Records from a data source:
+ + + + +

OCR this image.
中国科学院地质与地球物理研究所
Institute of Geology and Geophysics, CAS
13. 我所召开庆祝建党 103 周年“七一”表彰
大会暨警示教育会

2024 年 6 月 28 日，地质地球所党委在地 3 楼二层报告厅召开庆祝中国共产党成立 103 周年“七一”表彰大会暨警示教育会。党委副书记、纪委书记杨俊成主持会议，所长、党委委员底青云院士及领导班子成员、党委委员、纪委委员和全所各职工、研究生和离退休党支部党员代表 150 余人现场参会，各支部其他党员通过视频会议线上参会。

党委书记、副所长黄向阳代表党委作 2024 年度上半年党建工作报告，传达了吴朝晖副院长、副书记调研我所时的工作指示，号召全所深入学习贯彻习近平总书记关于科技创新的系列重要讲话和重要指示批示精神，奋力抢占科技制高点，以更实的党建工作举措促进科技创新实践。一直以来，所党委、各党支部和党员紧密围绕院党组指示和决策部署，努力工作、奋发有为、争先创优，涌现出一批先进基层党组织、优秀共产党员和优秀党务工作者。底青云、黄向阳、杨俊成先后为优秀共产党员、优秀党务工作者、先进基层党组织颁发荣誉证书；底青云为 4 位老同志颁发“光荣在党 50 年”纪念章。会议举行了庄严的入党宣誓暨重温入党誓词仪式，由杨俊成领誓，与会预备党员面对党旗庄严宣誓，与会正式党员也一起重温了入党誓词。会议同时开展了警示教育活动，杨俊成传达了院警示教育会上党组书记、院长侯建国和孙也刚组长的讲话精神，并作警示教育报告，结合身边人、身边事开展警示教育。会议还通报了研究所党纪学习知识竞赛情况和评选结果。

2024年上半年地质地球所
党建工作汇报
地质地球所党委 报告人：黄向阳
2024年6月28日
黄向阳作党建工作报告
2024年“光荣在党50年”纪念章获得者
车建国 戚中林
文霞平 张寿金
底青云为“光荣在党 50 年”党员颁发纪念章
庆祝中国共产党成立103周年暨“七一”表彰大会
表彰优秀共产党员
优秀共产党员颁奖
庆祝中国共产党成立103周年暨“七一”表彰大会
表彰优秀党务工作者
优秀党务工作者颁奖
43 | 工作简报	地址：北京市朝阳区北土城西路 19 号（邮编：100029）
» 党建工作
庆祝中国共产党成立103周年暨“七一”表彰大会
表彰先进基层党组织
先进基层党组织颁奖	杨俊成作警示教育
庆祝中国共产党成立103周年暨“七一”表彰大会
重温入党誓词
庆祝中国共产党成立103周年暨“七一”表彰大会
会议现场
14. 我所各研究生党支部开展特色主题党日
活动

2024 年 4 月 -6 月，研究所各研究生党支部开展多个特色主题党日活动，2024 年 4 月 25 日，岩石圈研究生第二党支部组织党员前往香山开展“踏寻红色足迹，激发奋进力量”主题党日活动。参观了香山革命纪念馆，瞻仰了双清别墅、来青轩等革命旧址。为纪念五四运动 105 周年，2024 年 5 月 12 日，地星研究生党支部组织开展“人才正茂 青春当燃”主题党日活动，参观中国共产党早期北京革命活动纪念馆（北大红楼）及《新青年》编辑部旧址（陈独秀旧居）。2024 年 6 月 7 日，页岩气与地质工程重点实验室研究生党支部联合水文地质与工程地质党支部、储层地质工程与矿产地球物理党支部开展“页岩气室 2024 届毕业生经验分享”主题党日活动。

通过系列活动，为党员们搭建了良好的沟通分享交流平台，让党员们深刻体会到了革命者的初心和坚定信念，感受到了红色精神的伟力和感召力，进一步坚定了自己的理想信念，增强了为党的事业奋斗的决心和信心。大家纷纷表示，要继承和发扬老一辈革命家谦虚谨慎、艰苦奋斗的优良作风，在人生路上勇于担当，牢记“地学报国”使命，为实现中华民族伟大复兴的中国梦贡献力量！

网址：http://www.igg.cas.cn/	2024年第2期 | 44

+ + + + +

Set down the listing above in full, please, exactly as it appears.

* [Answer in full]:
OCR this image.
中国科学院地质与地球物理研究所
Institute of Geology and Geophysics, CAS
13. 我所召开庆祝建党 103 周年“七一”表彰
大会暨警示教育会

2024 年 6 月 28 日，地质地球所党委在地 3 楼二层报告厅召开庆祝中国共产党成立 103 周年“七一”表彰大会暨警示教育会。党委副书记、纪委书记杨俊成主持会议，所长、党委委员底青云院士及领导班子成员、党委委员、纪委委员和全所各职工、研究生和离退休党支部党员代表 150 余人现场参会，各支部其他党员通过视频会议线上参会。

党委书记、副所长黄向阳代表党委作 2024 年度上半年党建工作报告，传达了吴朝晖副院长、副书记调研我所时的工作指示，号召全所深入学习贯彻习近平总书记关于科技创新的系列重要讲话和重要指示批示精神，奋力抢占科技制高点，以更实的党建工作举措促进科技创新实践。一直以来，所党委、各党支部和党员紧密围绕院党组指示和决策部署，努力工作、奋发有为、争先创优，涌现出一批先进基层党组织、优秀共产党员和优秀党务工作者。底青云、黄向阳、杨俊成先后为优秀共产党员、优秀党务工作者、先进基层党组织颁发荣誉证书；底青云为 4 位老同志颁发“光荣在党 50 年”纪念章。会议举行了庄严的入党宣誓暨重温入党誓词仪式，由杨俊成领誓，与会预备党员面对党旗庄严宣誓，与会正式党员也一起重温了入党誓词。会议同时开展了警示教育活动，杨俊成传达了院警示教育会上党组书记、院长侯建国和孙也刚组长的讲话精神，并作警示教育报告，结合身边人、身边事开展警示教育。会议还通报了研究所党纪学习知识竞赛情况和评选结果。

2024年上半年地质地球所
党建工作汇报
地质地球所党委 报告人：黄向阳
2024年6月28日
黄向阳作党建工作报告
2024年“光荣在党50年”纪念章获得者
车建国 戚中林
文霞平 张寿金
底青云为“光荣在党 50 年”党员颁发纪念章
庆祝中国共产党成立103周年暨“七一”表彰大会
表彰优秀共产党员
优秀共产党员颁奖
庆祝中国共产党成立103周年暨“七一”表彰大会
表彰优秀党务工作者
优秀党务工作者颁奖
43 | 工作简报	地址：北京市朝阳区北土城西路 19 号（邮编：100029）
» 党建工作
庆祝中国共产党成立103周年暨“七一”表彰大会
表彰先进基层党组织
先进基层党组织颁奖	杨俊成作警示教育
庆祝中国共产党成立103周年暨“七一”表彰大会
重温入党誓词
庆祝中国共产党成立103周年暨“七一”表彰大会
会议现场
14. 我所各研究生党支部开展特色主题党日
活动

2024 年 4 月 -6 月，研究所各研究生党支部开展多个特色主题党日活动，2024 年 4 月 25 日，岩石圈研究生第二党支部组织党员前往香山开展“踏寻红色足迹，激发奋进力量”主题党日活动。参观了香山革命纪念馆，瞻仰了双清别墅、来青轩等革命旧址。为纪念五四运动 105 周年，2024 年 5 月 12 日，地星研究生党支部组织开展“人才正茂 青春当燃”主题党日活动，参观中国共产党早期北京革命活动纪念馆（北大红楼）及《新青年》编辑部旧址（陈独秀旧居）。2024 年 6 月 7 日，页岩气与地质工程重点实验室研究生党支部联合水文地质与工程地质党支部、储层地质工程与矿产地球物理党支部开展“页岩气室 2024 届毕业生经验分享”主题党日活动。

通过系列活动，为党员们搭建了良好的沟通分享交流平台，让党员们深刻体会到了革命者的初心和坚定信念，感受到了红色精神的伟力和感召力，进一步坚定了自己的理想信念，增强了为党的事业奋斗的决心和信心。大家纷纷表示，要继承和发扬老一辈革命家谦虚谨慎、艰苦奋斗的优良作风，在人生路上勇于担当，牢记“地学报国”使命，为实现中华民族伟大复兴的中国梦贡献力量！

网址：http://www.igg.cas.cn/	2024年第2期 | 44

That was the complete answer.